--- Given problem ---
Without the pictures, set down every line of the data exactly.

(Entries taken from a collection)

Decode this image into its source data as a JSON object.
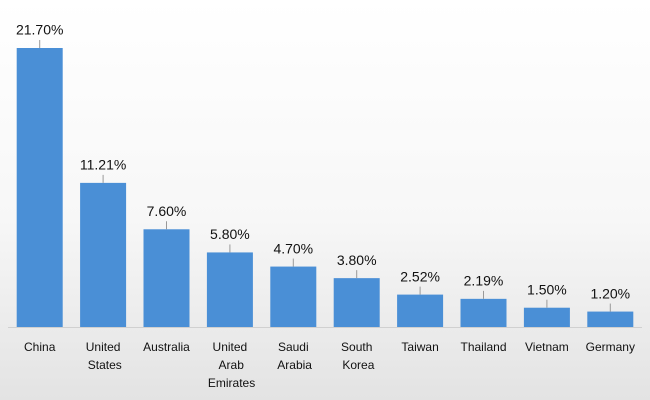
{
  "chart_data": {
    "type": "bar",
    "categories": [
      "China",
      "United States",
      "Australia",
      "United Arab Emirates",
      "Saudi Arabia",
      "South Korea",
      "Taiwan",
      "Thailand",
      "Vietnam",
      "Germany"
    ],
    "values": [
      21.7,
      11.21,
      7.6,
      5.8,
      4.7,
      3.8,
      2.52,
      2.19,
      1.5,
      1.2
    ],
    "value_labels": [
      "21.70%",
      "11.21%",
      "7.60%",
      "5.80%",
      "4.70%",
      "3.80%",
      "2.52%",
      "2.19%",
      "1.50%",
      "1.20%"
    ],
    "color": "#4a8fd6"
  }
}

--- Result of the task ---
Decode this image into its source data as a JSON object.
{
  "chart_data": {
    "type": "bar",
    "categories": [
      "China",
      "United States",
      "Australia",
      "United Arab Emirates",
      "Saudi Arabia",
      "South Korea",
      "Taiwan",
      "Thailand",
      "Vietnam",
      "Germany"
    ],
    "values": [
      21.7,
      11.21,
      7.6,
      5.8,
      4.7,
      3.8,
      2.52,
      2.19,
      1.5,
      1.2
    ],
    "value_labels": [
      "21.70%",
      "11.21%",
      "7.60%",
      "5.80%",
      "4.70%",
      "3.80%",
      "2.52%",
      "2.19%",
      "1.50%",
      "1.20%"
    ],
    "color": "#4a8fd6"
  }
}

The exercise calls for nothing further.